EXERCISE BRIEF: Restate the data exactly as given and keep the pictures out.

Excerpt from a dataset:
━━━━━━━━

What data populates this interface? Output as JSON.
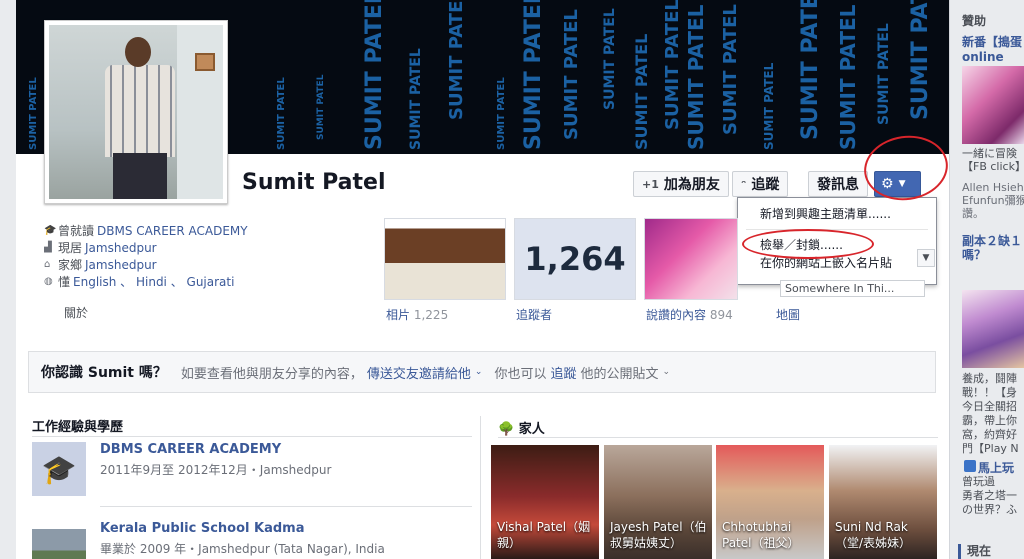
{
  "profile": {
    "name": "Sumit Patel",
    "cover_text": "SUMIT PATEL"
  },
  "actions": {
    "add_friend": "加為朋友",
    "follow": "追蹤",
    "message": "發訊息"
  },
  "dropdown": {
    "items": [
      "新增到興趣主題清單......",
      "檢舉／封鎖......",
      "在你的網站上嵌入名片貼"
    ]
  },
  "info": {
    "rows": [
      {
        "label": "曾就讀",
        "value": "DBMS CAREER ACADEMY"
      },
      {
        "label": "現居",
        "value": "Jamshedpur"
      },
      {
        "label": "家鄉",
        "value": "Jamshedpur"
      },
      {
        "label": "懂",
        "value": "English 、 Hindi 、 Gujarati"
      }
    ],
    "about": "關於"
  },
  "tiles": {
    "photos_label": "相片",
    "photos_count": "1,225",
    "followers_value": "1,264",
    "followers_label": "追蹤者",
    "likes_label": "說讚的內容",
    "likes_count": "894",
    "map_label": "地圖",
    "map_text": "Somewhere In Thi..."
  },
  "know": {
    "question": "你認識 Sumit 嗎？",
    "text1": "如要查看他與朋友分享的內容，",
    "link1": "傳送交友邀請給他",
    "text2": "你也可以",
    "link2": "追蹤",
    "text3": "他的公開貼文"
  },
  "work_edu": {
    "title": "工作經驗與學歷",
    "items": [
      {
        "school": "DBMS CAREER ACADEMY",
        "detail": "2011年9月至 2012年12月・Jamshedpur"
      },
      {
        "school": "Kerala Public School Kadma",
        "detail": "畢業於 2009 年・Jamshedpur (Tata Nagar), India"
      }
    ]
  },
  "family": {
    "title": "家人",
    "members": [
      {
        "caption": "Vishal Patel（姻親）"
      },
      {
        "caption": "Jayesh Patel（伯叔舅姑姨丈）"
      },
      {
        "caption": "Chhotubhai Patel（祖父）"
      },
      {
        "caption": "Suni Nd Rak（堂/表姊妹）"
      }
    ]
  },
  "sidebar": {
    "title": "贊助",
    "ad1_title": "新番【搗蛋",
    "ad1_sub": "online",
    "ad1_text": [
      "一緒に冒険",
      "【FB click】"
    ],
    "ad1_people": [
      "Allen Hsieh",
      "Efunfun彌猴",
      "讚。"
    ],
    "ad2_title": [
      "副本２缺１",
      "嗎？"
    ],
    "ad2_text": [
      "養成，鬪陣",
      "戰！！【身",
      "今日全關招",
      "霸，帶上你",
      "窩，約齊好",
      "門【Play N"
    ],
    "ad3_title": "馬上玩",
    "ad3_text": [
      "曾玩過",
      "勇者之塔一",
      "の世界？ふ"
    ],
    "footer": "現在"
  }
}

━━━━━━━━

SOLUTION TO THIS TASK:
What data populates this interface? Output as JSON.
{
  "profile": {
    "name": "Sumit Patel",
    "cover_text": "SUMIT PATEL"
  },
  "actions": {
    "add_friend": "加為朋友",
    "follow": "追蹤",
    "message": "發訊息"
  },
  "dropdown": {
    "items": [
      "新增到興趣主題清單......",
      "檢舉／封鎖......",
      "在你的網站上嵌入名片貼"
    ]
  },
  "info": {
    "rows": [
      {
        "label": "曾就讀",
        "value": "DBMS CAREER ACADEMY"
      },
      {
        "label": "現居",
        "value": "Jamshedpur"
      },
      {
        "label": "家鄉",
        "value": "Jamshedpur"
      },
      {
        "label": "懂",
        "value": "English 、 Hindi 、 Gujarati"
      }
    ],
    "about": "關於"
  },
  "tiles": {
    "photos_label": "相片",
    "photos_count": "1,225",
    "followers_value": "1,264",
    "followers_label": "追蹤者",
    "likes_label": "說讚的內容",
    "likes_count": "894",
    "map_label": "地圖",
    "map_text": "Somewhere In Thi..."
  },
  "know": {
    "question": "你認識 Sumit 嗎？",
    "text1": "如要查看他與朋友分享的內容，",
    "link1": "傳送交友邀請給他",
    "text2": "你也可以",
    "link2": "追蹤",
    "text3": "他的公開貼文"
  },
  "work_edu": {
    "title": "工作經驗與學歷",
    "items": [
      {
        "school": "DBMS CAREER ACADEMY",
        "detail": "2011年9月至 2012年12月・Jamshedpur"
      },
      {
        "school": "Kerala Public School Kadma",
        "detail": "畢業於 2009 年・Jamshedpur (Tata Nagar), India"
      }
    ]
  },
  "family": {
    "title": "家人",
    "members": [
      {
        "caption": "Vishal Patel（姻親）"
      },
      {
        "caption": "Jayesh Patel（伯叔舅姑姨丈）"
      },
      {
        "caption": "Chhotubhai Patel（祖父）"
      },
      {
        "caption": "Suni Nd Rak（堂/表姊妹）"
      }
    ]
  },
  "sidebar": {
    "title": "贊助",
    "ad1_title": "新番【搗蛋",
    "ad1_sub": "online",
    "ad1_text": [
      "一緒に冒険",
      "【FB click】"
    ],
    "ad1_people": [
      "Allen Hsieh",
      "Efunfun彌猴",
      "讚。"
    ],
    "ad2_title": [
      "副本２缺１",
      "嗎？"
    ],
    "ad2_text": [
      "養成，鬪陣",
      "戰！！【身",
      "今日全關招",
      "霸，帶上你",
      "窩，約齊好",
      "門【Play N"
    ],
    "ad3_title": "馬上玩",
    "ad3_text": [
      "曾玩過",
      "勇者之塔一",
      "の世界？ふ"
    ],
    "footer": "現在"
  }
}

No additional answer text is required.